| READING PASSAGE |

▼

Helping individuals to make money is the next big trend for investing in online companies, according to one of the early investors in TweetDeck.
After online voucher company Groupon became the latest tech start-up to file for IPO last week, investors are looking for the next trend to buy into online.
“The next round for the internet is companies that enable individuals to make money, either through the assets that they own or their reputation," Rogan Angelini-Hurll, founding general Partner at venture capital fund PROfounders Capital told CNBC Tuesday.
"It’s [currently] all about companies making money, and now there are going to be opportunities for individuals to make money via the internet. So it’s kind of an extension of eBay power traders.”
Airbnb, which allows users to profit by renting out rooms - or their entire houses or apartments - on a short term basis, has recently stolen the start-up limelight. And similar websites which allow you to rent out your car, tutoring skills or office space are also gaining attention.
Angelini-Hurll was an investor in TweetDeck, which was bought out by Twitter last month for 25 million pounds ($41 million).
“We invested as a second round investor in late 2009,” he told CNBC. “At the time it had about 2 million downloads. It’s grown very steadily, the chief executive is a very good CEO who built the product because he likes it. Since then it’s had over 20 million downloads.”
But, despite the underperformance of LinkedIn shares since its initial public offering in May, which led some to talk about a new dotcom bubble, he does not seem to be worried about a 2.0 dot com bubble forming.
“If we look at the larger companies there is a lot of heat in the market," he said. People are talking bubble. My personal view is this is different this time. They are proper businesses, they make proper money. When Google went out in 2004 everyone thought that was a very expensive deal at $23 billion market cap with only $100 million of profit. Now it’s a $170 billion market cap company.”
“The problem if you are an analyst or investor is, fast growing companies are very difficult to value. Groupon has revealed large losses and that’s all marketing spend for the future. People will work out how comfortable they are with a per user valuation – that’s how I would do it – but these things have to grow into their valuation otherwise there will be another bubble,” he said.

▲

| LISTED RECORDS |
▼

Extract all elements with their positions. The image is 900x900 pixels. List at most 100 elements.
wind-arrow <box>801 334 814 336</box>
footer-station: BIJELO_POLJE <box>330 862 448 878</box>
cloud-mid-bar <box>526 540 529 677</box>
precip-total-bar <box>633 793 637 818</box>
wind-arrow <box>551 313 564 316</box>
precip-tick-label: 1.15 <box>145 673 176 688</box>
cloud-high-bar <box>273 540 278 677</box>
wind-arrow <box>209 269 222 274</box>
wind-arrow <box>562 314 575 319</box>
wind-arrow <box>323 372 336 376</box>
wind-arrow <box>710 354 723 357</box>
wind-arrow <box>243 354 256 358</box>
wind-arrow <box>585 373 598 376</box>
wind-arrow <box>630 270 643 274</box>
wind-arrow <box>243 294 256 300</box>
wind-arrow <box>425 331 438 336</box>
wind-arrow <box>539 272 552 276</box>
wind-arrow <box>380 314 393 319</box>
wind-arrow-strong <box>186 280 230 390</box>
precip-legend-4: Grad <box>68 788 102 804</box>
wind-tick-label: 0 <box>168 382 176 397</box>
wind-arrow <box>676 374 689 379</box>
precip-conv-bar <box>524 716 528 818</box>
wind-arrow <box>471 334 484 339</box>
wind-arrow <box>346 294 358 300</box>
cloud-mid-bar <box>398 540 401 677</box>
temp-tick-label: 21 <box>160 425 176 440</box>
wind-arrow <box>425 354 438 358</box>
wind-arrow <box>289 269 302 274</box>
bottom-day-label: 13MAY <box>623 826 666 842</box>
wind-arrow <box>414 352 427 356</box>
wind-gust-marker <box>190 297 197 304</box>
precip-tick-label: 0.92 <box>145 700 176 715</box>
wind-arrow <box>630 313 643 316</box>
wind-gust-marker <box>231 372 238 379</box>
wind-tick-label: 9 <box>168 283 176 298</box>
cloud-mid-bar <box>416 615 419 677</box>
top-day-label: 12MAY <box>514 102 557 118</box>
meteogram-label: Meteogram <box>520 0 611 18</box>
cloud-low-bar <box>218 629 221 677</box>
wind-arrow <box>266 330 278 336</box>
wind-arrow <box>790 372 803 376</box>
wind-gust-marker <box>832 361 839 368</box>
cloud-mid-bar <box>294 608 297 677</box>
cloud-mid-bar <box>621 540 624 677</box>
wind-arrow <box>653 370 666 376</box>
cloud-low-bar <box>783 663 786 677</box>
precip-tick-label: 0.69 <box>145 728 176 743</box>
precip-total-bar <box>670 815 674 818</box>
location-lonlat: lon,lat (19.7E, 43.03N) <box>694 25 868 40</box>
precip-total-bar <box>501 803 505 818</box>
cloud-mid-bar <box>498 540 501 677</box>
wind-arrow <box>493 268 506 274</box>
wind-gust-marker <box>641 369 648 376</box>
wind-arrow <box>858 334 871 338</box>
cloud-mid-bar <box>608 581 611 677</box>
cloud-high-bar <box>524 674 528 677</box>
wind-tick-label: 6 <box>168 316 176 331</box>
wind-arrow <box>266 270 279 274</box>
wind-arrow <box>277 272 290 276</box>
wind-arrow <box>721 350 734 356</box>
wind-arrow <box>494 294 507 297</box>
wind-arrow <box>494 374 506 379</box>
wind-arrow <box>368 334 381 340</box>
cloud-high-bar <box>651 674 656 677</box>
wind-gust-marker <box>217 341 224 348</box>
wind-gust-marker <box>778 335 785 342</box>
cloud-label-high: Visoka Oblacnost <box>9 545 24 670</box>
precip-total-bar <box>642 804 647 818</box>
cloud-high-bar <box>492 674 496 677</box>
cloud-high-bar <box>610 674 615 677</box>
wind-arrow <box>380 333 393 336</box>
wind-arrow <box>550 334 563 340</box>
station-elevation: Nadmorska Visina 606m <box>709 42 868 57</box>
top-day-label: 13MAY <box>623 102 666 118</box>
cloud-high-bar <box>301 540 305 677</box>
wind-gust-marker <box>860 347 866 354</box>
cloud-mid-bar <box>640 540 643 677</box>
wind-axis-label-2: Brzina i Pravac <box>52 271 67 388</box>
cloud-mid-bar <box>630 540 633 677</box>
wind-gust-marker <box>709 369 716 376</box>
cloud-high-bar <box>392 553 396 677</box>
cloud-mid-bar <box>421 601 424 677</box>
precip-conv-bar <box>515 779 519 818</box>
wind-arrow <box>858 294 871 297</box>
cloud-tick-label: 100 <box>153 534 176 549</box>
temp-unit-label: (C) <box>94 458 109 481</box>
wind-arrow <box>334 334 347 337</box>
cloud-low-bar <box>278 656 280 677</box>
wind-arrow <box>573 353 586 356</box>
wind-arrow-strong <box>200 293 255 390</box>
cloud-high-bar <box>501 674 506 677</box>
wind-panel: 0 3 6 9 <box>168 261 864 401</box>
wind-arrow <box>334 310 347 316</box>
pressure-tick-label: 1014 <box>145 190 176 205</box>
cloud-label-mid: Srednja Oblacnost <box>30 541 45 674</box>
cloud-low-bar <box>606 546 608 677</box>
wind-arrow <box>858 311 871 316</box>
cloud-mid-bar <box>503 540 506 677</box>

▲

| BRIEF A |
From the article on internet investment trends, reproduce the passage that begins with the words "After online voucher" and ends after the words "buy into online.".
| BRIEF B |
In the article on internet investment trends, how much did Twitter pay to buy TweetDeck?

| FINAL ANSWER A |
After online voucher company Groupon became the latest tech start-up to file for IPO last week, investors are looking for the next trend to buy into online.

| FINAL ANSWER B |
25 million pounds ($41 million).